§ **Written instruction 1**:
Which lines in the listing contain the string "parking"? Return each of them.

§ **Document excerpt**:
....

# Do I need a torque wrench or can I get by without one?



## tlminh (Feb 4, 2011)

I am going to change out my handlebars but noticed the stem has 5-6Nm written on them. 

Can I just hand tighten this? Does everyone have a torque wrench? It's not a common tool in most houses is it?


----------



## quantumfunk (Nov 27, 2011)

You don't need a tq wrench. If you can put a dab of grease on the hardware before you screw them in though it would be optimal to avoid seizure. Also there is such a thing as too tight and tighten them evenly all around so it doesn't bind in one area.


----------



## ecub (Sep 3, 2011)

If you're changing to carbon bars, then yes, DEFINITELY use a torque wrench.


----------



## AndrwSwitch (Nov 8, 2007)

If you're not using superlight components or carbon, you can generally ballpark this stuff okay.

Convert any numbers to inch pounds. That's the pounds of force an inch away from the axis of the bolt.

If you're nervous about it, though, go ahead and get the wrench. For numbers like 5-6 Nm, you need one that has a relatively low maximum torque for best accuracy. Something that goes up to amounts like 60 Nm may be off enough to matter at low values.


----------



## jeffscott (May 10, 2006)

tlminh said:


> I am going to change out my handlebars but noticed the stem has 5-6Nm written on them.
> 
> Can I just hand tighten this? Does everyone have a torque wrench? It's not a common tool in most houses is it?


The only two parts that I havn't been able to reliable tighten without a torque wrench are...

My crank arm pinch bolts....and my external bottom bracket cups....everything else and carbon bars no problems.


----------



## Spinnyspinspin (Aug 11, 2011)

Yes.


----------



## Crash Dummy (Jan 21, 2012)

I bought Park Tools TW-1 and TW-6 torque wrenches recently. I built my first mountain bike last spring and I was told just to make sure everything was good and tight without cranking on parts. I bought the TW-6 my mistake since it doesn't go low enough for torquing the bolts that hold the Lowers on my fork, $112 mistake. The TW-1 was only $36 dollars so now I'm covered for just about anything on the bike. Torque wrench probably isn't necessary on a bike with non-carbon parts but its also not bad to have if you plan on building or wrenching on your bikes. Look at it as a good investment.


----------



## Ilikemtb999 (Oct 8, 2010)

The TW-1 has been known to be terribly inaccurate.


----------



## Crash Dummy (Jan 21, 2012)

Do you know by how much the readings have been off? For what I read it had good reviews?


----------



## 245044 (Jun 8, 2004)

If you want to be a good mechanic, then yes, you should use a torque wrench. 

Can you get by without one? Sure, but when you have a part failure do you really have a baseline idea that the part was installed correctly?


----------



## bad mechanic (Jun 21, 2006)

mopartodd said:


> If you want to be a good mechanic, then yes, you should use a torque wrench.


This says it quite well.

I like knowing everything on my bikes are correct, which is why I use one.


----------



## nov0798 (Nov 27, 2005)

quantumfunk said:


> If you can put a dab of grease on the hardware before you screw them in though it would be optimal to avoid seizure.

....

§ **Written instruction 2**:
In the torque wrench thread, which two parts does jeffscott say he hasn't been able to reliably tighten without a torque wrench?

[Lines of data]
....

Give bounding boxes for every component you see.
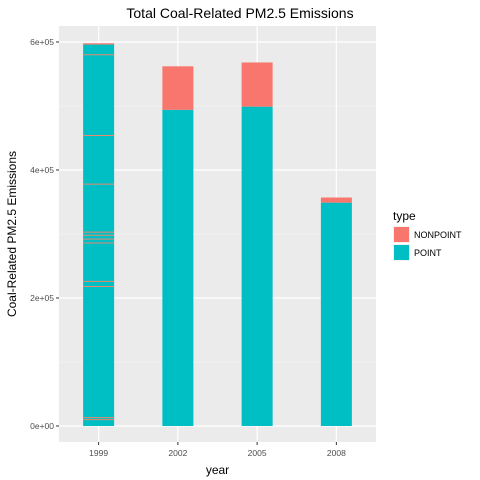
bar-nonpoint-2002 (162, 66, 194, 110)
legend-label-point: POINT (414, 248, 442, 258)
x-axis: 1999 2002 2005 2008 (89, 442, 346, 458)
legend-swatch-nonpoint (394, 227, 409, 242)
y-tick-label: 6e+05 (30, 37, 54, 47)
chart-title: Total Coal-Related PM2.5 Emissions (126, 5, 353, 21)
y-tick-label: 4e+05 (30, 165, 54, 175)
bar-nonpoint-1999 (83, 43, 115, 45)
bar-point-2005 (241, 106, 273, 426)
bar-nonpoint-2008 (320, 197, 352, 203)
y-tick-label: 2e+05 (30, 293, 54, 303)
x-tick-label: 2005 (248, 448, 267, 458)
y-tick-label: 0e+00 (30, 421, 54, 431)
x-tick-label: 1999 (89, 448, 108, 458)
y-axis: 0e+00 2e+05 4e+05 6e+05 (30, 37, 59, 431)
legend: type NONPOINT POINT (393, 209, 462, 261)
legend-swatch-point (394, 245, 409, 260)
x-tick-label: 2008 (327, 448, 346, 458)
bars (83, 43, 352, 427)
bar-point-2002 (162, 109, 194, 426)
legend-title: type (393, 209, 416, 223)
legend-label-nonpoint: NONPOINT (414, 230, 462, 240)
x-axis-label: year (206, 463, 229, 477)
bar-nonpoint-2005 (241, 62, 273, 107)
x-tick-label: 2002 (168, 448, 187, 458)
bar-point-2008 (320, 202, 352, 426)
y-axis-label: Coal-Related PM2.5 Emissions (5, 151, 19, 317)
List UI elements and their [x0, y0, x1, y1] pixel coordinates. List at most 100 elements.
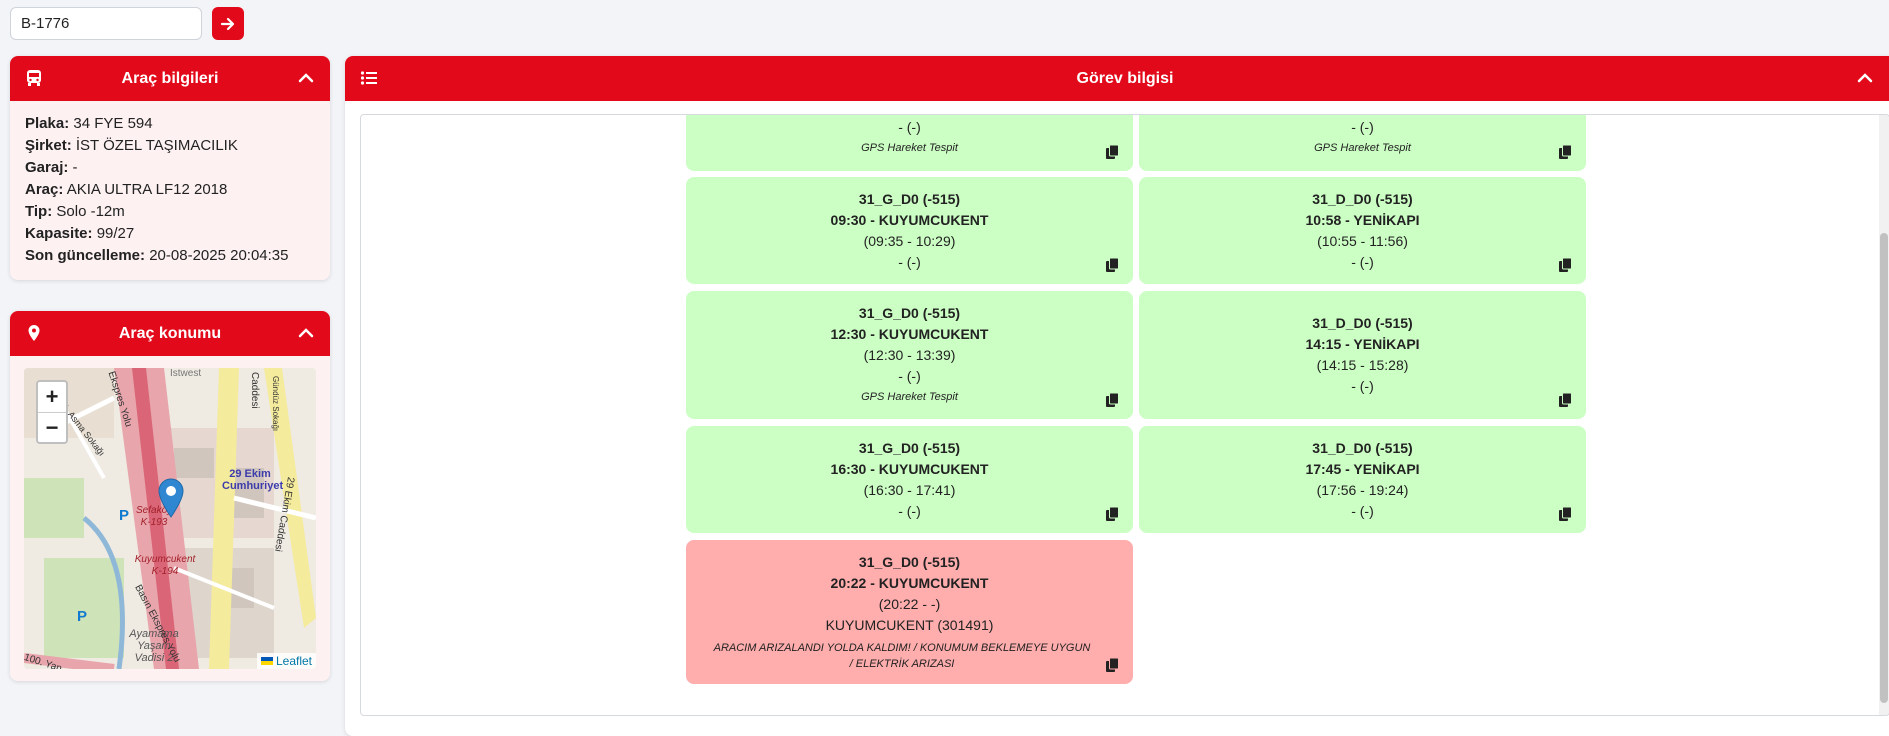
- vehicle-info-card: Araç bilgileri Plaka: 34 FYE 594 Şirket:…: [10, 56, 330, 280]
- copy-icon[interactable]: [1106, 145, 1119, 159]
- task-tile: 31_D_D0 (-515) 17:45 - YENİKAPI (17:56 -…: [1139, 426, 1586, 533]
- task-tile: - (-) GPS Hareket Tespit: [1139, 115, 1586, 171]
- task-detail: - (-): [1351, 254, 1374, 270]
- task-detail: - (-): [1351, 378, 1374, 394]
- task-note: ARACIM ARIZALANDI YOLDA KALDIM! / KONUMU…: [713, 642, 1091, 670]
- bus-icon: [27, 70, 41, 86]
- task-time: (14:15 - 15:28): [1316, 357, 1409, 373]
- task-tile: 31_G_D0 (-515) 16:30 - KUYUMCUKENT (16:3…: [686, 426, 1133, 533]
- task-detail: - (-): [1351, 119, 1374, 135]
- map-pin-icon: [28, 325, 40, 341]
- copy-icon[interactable]: [1559, 258, 1572, 272]
- field-type: Tip: Solo -12m: [25, 203, 125, 220]
- task-detail: KUYUMCUKENT (301491): [825, 617, 994, 633]
- search-submit-button[interactable]: [212, 7, 244, 40]
- vehicle-location-body: 29 Ekim Cumhuriyet Sefaköy K-193 Kuyumcu…: [10, 356, 330, 681]
- task-detail: - (-): [898, 503, 921, 519]
- vehicle-location-title: Araç konumu: [118, 324, 222, 342]
- list-icon: [360, 71, 377, 85]
- task-note: GPS Hareket Tespit: [861, 142, 958, 154]
- task-note: GPS Hareket Tespit: [1314, 142, 1411, 154]
- map-label-road7: İstwest: [170, 368, 202, 379]
- map-attribution: Leaflet: [256, 653, 316, 669]
- task-detail: - (-): [898, 368, 921, 384]
- map-label-stop1: Sefaköy K-193: [136, 505, 173, 528]
- map-label-place1: 29 Ekim Cumhuriyet: [222, 468, 284, 492]
- field-capacity: Kapasite: 99/27: [25, 225, 135, 242]
- parking-label: P: [119, 507, 130, 524]
- task-route: 31_G_D0 (-515): [858, 554, 961, 570]
- copy-icon[interactable]: [1106, 507, 1119, 521]
- field-plate: Plaka: 34 FYE 594: [25, 115, 153, 132]
- task-list[interactable]: - (-) GPS Hareket Tespit - (-) GPS Harek…: [360, 114, 1889, 716]
- copy-icon[interactable]: [1559, 145, 1572, 159]
- task-route: 31_D_D0 (-515): [1312, 315, 1413, 331]
- task-route: 31_D_D0 (-515): [1312, 440, 1413, 456]
- task-tile: 31_G_D0 (-515) 12:30 - KUYUMCUKENT (12:3…: [686, 291, 1133, 419]
- task-departure: 12:30 - KUYUMCUKENT: [830, 326, 989, 342]
- map-view[interactable]: 29 Ekim Cumhuriyet Sefaköy K-193 Kuyumcu…: [24, 368, 316, 669]
- field-company: Şirket: İST ÖZEL TAŞIMACILIK: [25, 137, 238, 154]
- field-vehicle: Araç: AKIA ULTRA LF12 2018: [25, 181, 228, 198]
- ukraine-flag-icon: [260, 657, 273, 665]
- chevron-up-icon[interactable]: [296, 323, 316, 343]
- task-note: GPS Hareket Tespit: [861, 391, 958, 403]
- task-departure: 09:30 - KUYUMCUKENT: [830, 212, 989, 228]
- scrollbar-thumb[interactable]: [1880, 233, 1888, 703]
- task-route: 31_D_D0 (-515): [1312, 191, 1413, 207]
- leaflet-link[interactable]: Leaflet: [275, 654, 312, 668]
- vehicle-location-card: Araç konumu: [10, 311, 330, 681]
- task-detail: - (-): [1351, 503, 1374, 519]
- task-info-card: Görev bilgisi - (-) GPS Hareket Tespit -…: [345, 56, 1889, 736]
- chevron-up-icon[interactable]: [1855, 68, 1875, 88]
- chevron-up-icon[interactable]: [296, 68, 316, 88]
- copy-icon[interactable]: [1559, 393, 1572, 407]
- task-tile: - (-) GPS Hareket Tespit: [686, 115, 1133, 171]
- task-time: (09:35 - 10:29): [863, 233, 956, 249]
- map-label-stop2: Kuyumcukent K-194: [134, 554, 196, 577]
- zoom-out-button[interactable]: −: [38, 412, 66, 442]
- parking-label: P: [77, 608, 88, 625]
- vehicle-location-header[interactable]: Araç konumu: [10, 311, 330, 356]
- zoom-in-button[interactable]: +: [45, 384, 59, 409]
- task-route: 31_G_D0 (-515): [858, 305, 961, 321]
- vehicle-info-header[interactable]: Araç bilgileri: [10, 56, 330, 101]
- task-time: (16:30 - 17:41): [863, 482, 956, 498]
- field-garage: Garaj: -: [25, 159, 78, 176]
- task-departure: 10:58 - YENİKAPI: [1305, 212, 1420, 228]
- task-info-header[interactable]: Görev bilgisi: [345, 56, 1889, 101]
- task-tile-alert: 31_G_D0 (-515) 20:22 - KUYUMCUKENT (20:2…: [686, 540, 1133, 684]
- task-time: (17:56 - 19:24): [1316, 482, 1409, 498]
- map-zoom-control: + −: [36, 380, 68, 444]
- task-tile: 31_D_D0 (-515) 14:15 - YENİKAPI (14:15 -…: [1139, 291, 1586, 419]
- field-last-update: Son güncelleme: 20-08-2025 20:04:35: [25, 247, 289, 264]
- copy-icon[interactable]: [1106, 393, 1119, 407]
- task-departure: 17:45 - YENİKAPI: [1305, 461, 1420, 477]
- task-tile: 31_D_D0 (-515) 10:58 - YENİKAPI (10:55 -…: [1139, 177, 1586, 284]
- vehicle-info-title: Araç bilgileri: [121, 69, 219, 87]
- task-departure: 20:22 - KUYUMCUKENT: [830, 575, 989, 591]
- map-label-place2: Ayamama Yaşam Vadisi 2: [129, 628, 179, 664]
- map-label-road6: Caddesi: [249, 372, 260, 409]
- task-time: (20:22 - -): [878, 596, 941, 612]
- vehicle-info-body: Plaka: 34 FYE 594 Şirket: İST ÖZEL TAŞIM…: [10, 101, 330, 280]
- task-departure: 16:30 - KUYUMCUKENT: [830, 461, 989, 477]
- task-route: 31_G_D0 (-515): [858, 191, 961, 207]
- copy-icon[interactable]: [1559, 507, 1572, 521]
- task-time: (10:55 - 11:56): [1317, 233, 1408, 249]
- task-detail: - (-): [898, 254, 921, 270]
- search-bar: [10, 7, 244, 40]
- task-detail: - (-): [898, 119, 921, 135]
- vehicle-marker-icon[interactable]: [158, 478, 184, 518]
- copy-icon[interactable]: [1106, 258, 1119, 272]
- map-label-road5: Gündüz Sokağı: [271, 376, 280, 432]
- task-tile: 31_G_D0 (-515) 09:30 - KUYUMCUKENT (09:3…: [686, 177, 1133, 284]
- copy-icon[interactable]: [1106, 658, 1119, 672]
- arrow-right-icon: [220, 17, 235, 30]
- task-departure: 14:15 - YENİKAPI: [1305, 336, 1420, 352]
- task-time: (12:30 - 13:39): [863, 347, 956, 363]
- task-route: 31_G_D0 (-515): [858, 440, 961, 456]
- task-info-title: Görev bilgisi: [1076, 69, 1174, 87]
- task-list-scrollbar[interactable]: [1879, 115, 1889, 715]
- vehicle-search-input[interactable]: [10, 7, 202, 40]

....

§ **Worked answer 1**:
- parking-label: P: [119, 507, 130, 524]
- parking-label: P: [77, 608, 88, 625]

§ **Worked answer 2**:
His crank arm pinch bolts and his external bottom bracket cups.